Find each line holding "Сафоново" and copy it out.
-- Start of Task material --
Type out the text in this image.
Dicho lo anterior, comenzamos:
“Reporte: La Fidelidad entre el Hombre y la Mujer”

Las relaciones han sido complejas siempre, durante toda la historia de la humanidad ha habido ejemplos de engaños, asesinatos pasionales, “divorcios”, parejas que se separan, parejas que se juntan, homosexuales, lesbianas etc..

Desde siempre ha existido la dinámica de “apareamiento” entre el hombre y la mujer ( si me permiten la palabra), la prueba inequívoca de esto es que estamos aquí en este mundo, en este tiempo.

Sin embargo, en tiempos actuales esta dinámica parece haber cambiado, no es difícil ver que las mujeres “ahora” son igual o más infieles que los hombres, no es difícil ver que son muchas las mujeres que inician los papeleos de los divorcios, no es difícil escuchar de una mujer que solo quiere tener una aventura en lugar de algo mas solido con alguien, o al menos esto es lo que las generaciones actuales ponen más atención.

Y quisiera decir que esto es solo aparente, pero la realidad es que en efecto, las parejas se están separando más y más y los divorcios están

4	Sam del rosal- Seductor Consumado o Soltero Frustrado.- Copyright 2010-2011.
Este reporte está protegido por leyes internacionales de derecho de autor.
-- End of Task material --
-- Start of Task material --
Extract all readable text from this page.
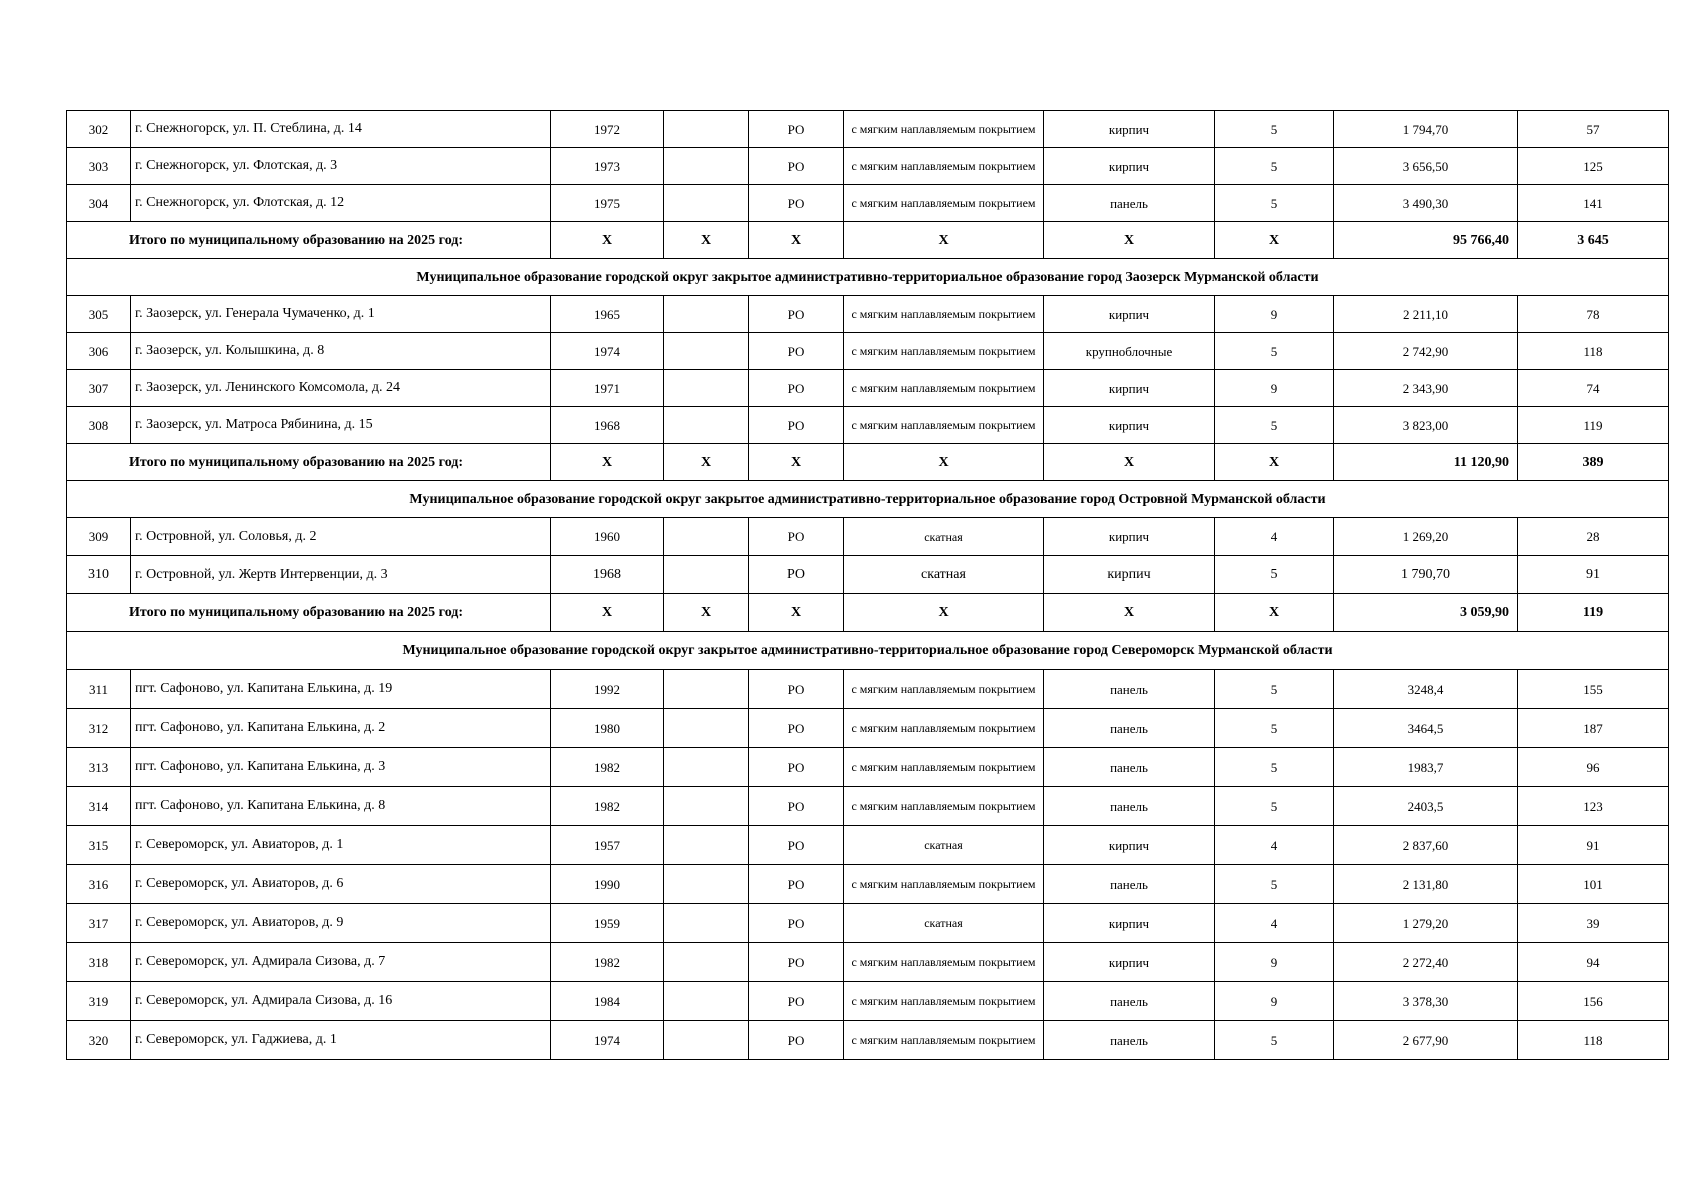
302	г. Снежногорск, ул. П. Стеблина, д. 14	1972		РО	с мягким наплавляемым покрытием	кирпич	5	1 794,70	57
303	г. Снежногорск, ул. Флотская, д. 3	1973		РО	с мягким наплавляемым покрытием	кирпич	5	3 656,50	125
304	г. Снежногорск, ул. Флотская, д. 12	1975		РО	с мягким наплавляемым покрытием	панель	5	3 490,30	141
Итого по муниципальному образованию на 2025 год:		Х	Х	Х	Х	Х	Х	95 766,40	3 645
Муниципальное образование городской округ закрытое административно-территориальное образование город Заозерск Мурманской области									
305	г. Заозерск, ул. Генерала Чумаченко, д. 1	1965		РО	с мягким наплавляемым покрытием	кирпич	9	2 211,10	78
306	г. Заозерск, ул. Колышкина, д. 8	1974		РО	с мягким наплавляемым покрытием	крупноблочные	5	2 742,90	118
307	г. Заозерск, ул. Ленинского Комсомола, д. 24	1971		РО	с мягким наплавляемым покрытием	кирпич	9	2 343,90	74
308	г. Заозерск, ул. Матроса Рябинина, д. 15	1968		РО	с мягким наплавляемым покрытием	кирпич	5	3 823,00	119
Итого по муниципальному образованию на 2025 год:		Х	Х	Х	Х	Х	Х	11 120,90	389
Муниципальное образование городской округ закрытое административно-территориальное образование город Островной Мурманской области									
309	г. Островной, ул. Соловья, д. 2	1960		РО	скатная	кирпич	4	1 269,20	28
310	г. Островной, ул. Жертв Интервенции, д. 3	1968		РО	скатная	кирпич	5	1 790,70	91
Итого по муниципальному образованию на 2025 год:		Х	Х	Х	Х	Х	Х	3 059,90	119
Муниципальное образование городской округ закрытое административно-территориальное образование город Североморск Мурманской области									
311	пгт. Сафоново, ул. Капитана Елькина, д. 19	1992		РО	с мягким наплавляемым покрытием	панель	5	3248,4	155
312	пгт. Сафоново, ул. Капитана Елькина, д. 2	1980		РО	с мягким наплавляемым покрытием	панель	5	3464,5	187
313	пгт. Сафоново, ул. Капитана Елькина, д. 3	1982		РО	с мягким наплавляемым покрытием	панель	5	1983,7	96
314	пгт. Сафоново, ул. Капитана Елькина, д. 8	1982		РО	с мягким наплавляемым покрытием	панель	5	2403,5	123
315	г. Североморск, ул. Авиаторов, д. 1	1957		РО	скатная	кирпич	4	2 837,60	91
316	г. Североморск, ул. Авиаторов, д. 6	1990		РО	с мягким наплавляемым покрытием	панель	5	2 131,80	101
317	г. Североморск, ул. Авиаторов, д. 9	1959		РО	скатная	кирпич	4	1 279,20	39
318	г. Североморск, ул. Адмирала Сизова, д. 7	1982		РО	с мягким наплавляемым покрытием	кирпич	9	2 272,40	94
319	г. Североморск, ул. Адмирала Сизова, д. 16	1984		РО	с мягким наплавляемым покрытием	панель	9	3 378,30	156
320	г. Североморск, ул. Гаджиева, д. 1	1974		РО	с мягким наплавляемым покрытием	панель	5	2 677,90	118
-- End of Task material --
◆ **Solution below**
311	пгт. Сафоново, ул. Капитана Елькина, д. 19	1992		РО	с мягким наплавляемым покрытием	панель	5	3248,4	155
312	пгт. Сафоново, ул. Капитана Елькина, д. 2	1980		РО	с мягким наплавляемым покрытием	панель	5	3464,5	187
313	пгт. Сафоново, ул. Капитана Елькина, д. 3	1982		РО	с мягким наплавляемым покрытием	панель	5	1983,7	96
314	пгт. Сафоново, ул. Капитана Елькина, д. 8	1982		РО	с мягким наплавляемым покрытием	панель	5	2403,5	123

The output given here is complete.